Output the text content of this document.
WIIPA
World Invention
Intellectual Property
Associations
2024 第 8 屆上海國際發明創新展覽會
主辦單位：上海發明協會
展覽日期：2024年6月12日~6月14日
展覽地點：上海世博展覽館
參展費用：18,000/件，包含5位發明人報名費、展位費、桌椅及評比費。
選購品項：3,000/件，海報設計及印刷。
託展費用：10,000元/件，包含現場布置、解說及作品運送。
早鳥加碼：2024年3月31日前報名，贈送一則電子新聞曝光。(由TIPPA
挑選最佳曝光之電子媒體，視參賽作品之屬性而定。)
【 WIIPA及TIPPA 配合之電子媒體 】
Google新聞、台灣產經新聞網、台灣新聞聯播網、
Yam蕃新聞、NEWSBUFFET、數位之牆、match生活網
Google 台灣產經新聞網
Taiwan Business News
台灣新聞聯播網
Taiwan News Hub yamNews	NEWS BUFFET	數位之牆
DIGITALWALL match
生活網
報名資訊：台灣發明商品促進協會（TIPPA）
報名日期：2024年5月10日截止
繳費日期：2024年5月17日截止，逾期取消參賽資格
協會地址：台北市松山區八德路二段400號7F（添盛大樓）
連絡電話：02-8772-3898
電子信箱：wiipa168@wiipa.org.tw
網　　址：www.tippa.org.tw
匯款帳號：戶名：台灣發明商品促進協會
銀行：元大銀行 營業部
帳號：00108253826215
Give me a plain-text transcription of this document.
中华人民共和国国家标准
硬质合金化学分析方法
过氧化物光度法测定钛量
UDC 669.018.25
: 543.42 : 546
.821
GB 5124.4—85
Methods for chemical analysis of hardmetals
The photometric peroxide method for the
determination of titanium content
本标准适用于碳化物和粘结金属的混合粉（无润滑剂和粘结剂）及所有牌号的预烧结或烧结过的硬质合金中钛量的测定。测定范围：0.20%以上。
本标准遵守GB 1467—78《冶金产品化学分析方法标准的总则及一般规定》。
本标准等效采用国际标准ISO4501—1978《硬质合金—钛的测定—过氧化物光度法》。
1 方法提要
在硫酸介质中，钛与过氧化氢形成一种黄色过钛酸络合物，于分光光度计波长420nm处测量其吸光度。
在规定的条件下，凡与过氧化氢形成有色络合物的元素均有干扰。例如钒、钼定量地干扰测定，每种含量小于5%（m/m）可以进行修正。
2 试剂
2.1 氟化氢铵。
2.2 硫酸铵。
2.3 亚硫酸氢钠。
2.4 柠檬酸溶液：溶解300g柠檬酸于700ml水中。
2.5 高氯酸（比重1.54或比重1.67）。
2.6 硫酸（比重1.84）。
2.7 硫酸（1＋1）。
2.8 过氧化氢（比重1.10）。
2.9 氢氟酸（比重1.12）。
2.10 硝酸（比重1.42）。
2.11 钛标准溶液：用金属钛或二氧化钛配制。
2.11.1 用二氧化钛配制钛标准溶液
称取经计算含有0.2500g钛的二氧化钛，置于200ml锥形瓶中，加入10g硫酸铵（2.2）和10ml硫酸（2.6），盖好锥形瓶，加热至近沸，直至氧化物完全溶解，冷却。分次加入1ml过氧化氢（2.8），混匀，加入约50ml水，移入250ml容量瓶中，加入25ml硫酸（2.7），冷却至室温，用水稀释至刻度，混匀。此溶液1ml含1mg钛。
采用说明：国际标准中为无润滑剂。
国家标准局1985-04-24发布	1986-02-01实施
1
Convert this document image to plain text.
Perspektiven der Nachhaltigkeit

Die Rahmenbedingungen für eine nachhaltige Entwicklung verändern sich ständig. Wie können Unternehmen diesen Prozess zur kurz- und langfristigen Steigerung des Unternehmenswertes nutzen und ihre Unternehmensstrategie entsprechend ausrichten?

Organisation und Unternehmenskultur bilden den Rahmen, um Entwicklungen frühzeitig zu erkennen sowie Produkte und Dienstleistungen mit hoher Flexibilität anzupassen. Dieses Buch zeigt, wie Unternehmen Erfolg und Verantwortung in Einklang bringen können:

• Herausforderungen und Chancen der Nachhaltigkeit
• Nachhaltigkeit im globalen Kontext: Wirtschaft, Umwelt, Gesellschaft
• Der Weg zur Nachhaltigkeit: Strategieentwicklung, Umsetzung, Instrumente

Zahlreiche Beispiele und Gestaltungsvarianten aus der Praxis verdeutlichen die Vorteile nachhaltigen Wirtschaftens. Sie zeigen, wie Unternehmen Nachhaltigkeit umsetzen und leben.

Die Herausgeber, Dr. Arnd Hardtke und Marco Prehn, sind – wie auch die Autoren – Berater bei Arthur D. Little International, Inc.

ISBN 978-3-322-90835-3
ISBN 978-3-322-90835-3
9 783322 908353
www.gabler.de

- - - - - - -

From the records above, extract each line exactly as shown.

Output the text content of this document.
WIIPA
World Invention
Intellectual Property
Associations
2024 第 8 屆上海國際發明創新展覽會
主辦單位：上海發明協會
展覽日期：2024年6月12日~6月14日
展覽地點：上海世博展覽館
參展費用：18,000/件，包含5位發明人報名費、展位費、桌椅及評比費。
選購品項：3,000/件，海報設計及印刷。
託展費用：10,000元/件，包含現場布置、解說及作品運送。
早鳥加碼：2024年3月31日前報名，贈送一則電子新聞曝光。(由TIPPA
挑選最佳曝光之電子媒體，視參賽作品之屬性而定。)
【 WIIPA及TIPPA 配合之電子媒體 】
Google新聞、台灣產經新聞網、台灣新聞聯播網、
Yam蕃新聞、NEWSBUFFET、數位之牆、match生活網
Google 台灣產經新聞網
Taiwan Business News
台灣新聞聯播網
Taiwan News Hub yamNews	NEWS BUFFET	數位之牆
DIGITALWALL match
生活網
報名資訊：台灣發明商品促進協會（TIPPA）
報名日期：2024年5月10日截止
繳費日期：2024年5月17日截止，逾期取消參賽資格
協會地址：台北市松山區八德路二段400號7F（添盛大樓）
連絡電話：02-8772-3898
電子信箱：wiipa168@wiipa.org.tw
網　　址：www.tippa.org.tw
匯款帳號：戶名：台灣發明商品促進協會
銀行：元大銀行 營業部
帳號：00108253826215
Give me a plain-text transcription of this document.
中华人民共和国国家标准
硬质合金化学分析方法
过氧化物光度法测定钛量
UDC 669.018.25
: 543.42 : 546
.821
GB 5124.4—85
Methods for chemical analysis of hardmetals
The photometric peroxide method for the
determination of titanium content
本标准适用于碳化物和粘结金属的混合粉（无润滑剂和粘结剂）及所有牌号的预烧结或烧结过的硬质合金中钛量的测定。测定范围：0.20%以上。
本标准遵守GB 1467—78《冶金产品化学分析方法标准的总则及一般规定》。
本标准等效采用国际标准ISO4501—1978《硬质合金—钛的测定—过氧化物光度法》。
1 方法提要
在硫酸介质中，钛与过氧化氢形成一种黄色过钛酸络合物，于分光光度计波长420nm处测量其吸光度。
在规定的条件下，凡与过氧化氢形成有色络合物的元素均有干扰。例如钒、钼定量地干扰测定，每种含量小于5%（m/m）可以进行修正。
2 试剂
2.1 氟化氢铵。
2.2 硫酸铵。
2.3 亚硫酸氢钠。
2.4 柠檬酸溶液：溶解300g柠檬酸于700ml水中。
2.5 高氯酸（比重1.54或比重1.67）。
2.6 硫酸（比重1.84）。
2.7 硫酸（1＋1）。
2.8 过氧化氢（比重1.10）。
2.9 氢氟酸（比重1.12）。
2.10 硝酸（比重1.42）。
2.11 钛标准溶液：用金属钛或二氧化钛配制。
2.11.1 用二氧化钛配制钛标准溶液
称取经计算含有0.2500g钛的二氧化钛，置于200ml锥形瓶中，加入10g硫酸铵（2.2）和10ml硫酸（2.6），盖好锥形瓶，加热至近沸，直至氧化物完全溶解，冷却。分次加入1ml过氧化氢（2.8），混匀，加入约50ml水，移入250ml容量瓶中，加入25ml硫酸（2.7），冷却至室温，用水稀释至刻度，混匀。此溶液1ml含1mg钛。
采用说明：国际标准中为无润滑剂。
国家标准局1985-04-24发布	1986-02-01实施
1
Convert this document image to plain text.
Perspektiven der Nachhaltigkeit

Die Rahmenbedingungen für eine nachhaltige Entwicklung verändern sich ständig. Wie können Unternehmen diesen Prozess zur kurz- und langfristigen Steigerung des Unternehmenswertes nutzen und ihre Unternehmensstrategie entsprechend ausrichten?

Organisation und Unternehmenskultur bilden den Rahmen, um Entwicklungen frühzeitig zu erkennen sowie Produkte und Dienstleistungen mit hoher Flexibilität anzupassen. Dieses Buch zeigt, wie Unternehmen Erfolg und Verantwortung in Einklang bringen können:

• Herausforderungen und Chancen der Nachhaltigkeit
• Nachhaltigkeit im globalen Kontext: Wirtschaft, Umwelt, Gesellschaft
• Der Weg zur Nachhaltigkeit: Strategieentwicklung, Umsetzung, Instrumente

Zahlreiche Beispiele und Gestaltungsvarianten aus der Praxis verdeutlichen die Vorteile nachhaltigen Wirtschaftens. Sie zeigen, wie Unternehmen Nachhaltigkeit umsetzen und leben.

Die Herausgeber, Dr. Arnd Hardtke und Marco Prehn, sind – wie auch die Autoren – Berater bei Arthur D. Little International, Inc.

ISBN 978-3-322-90835-3
ISBN 978-3-322-90835-3
9 783322 908353
www.gabler.de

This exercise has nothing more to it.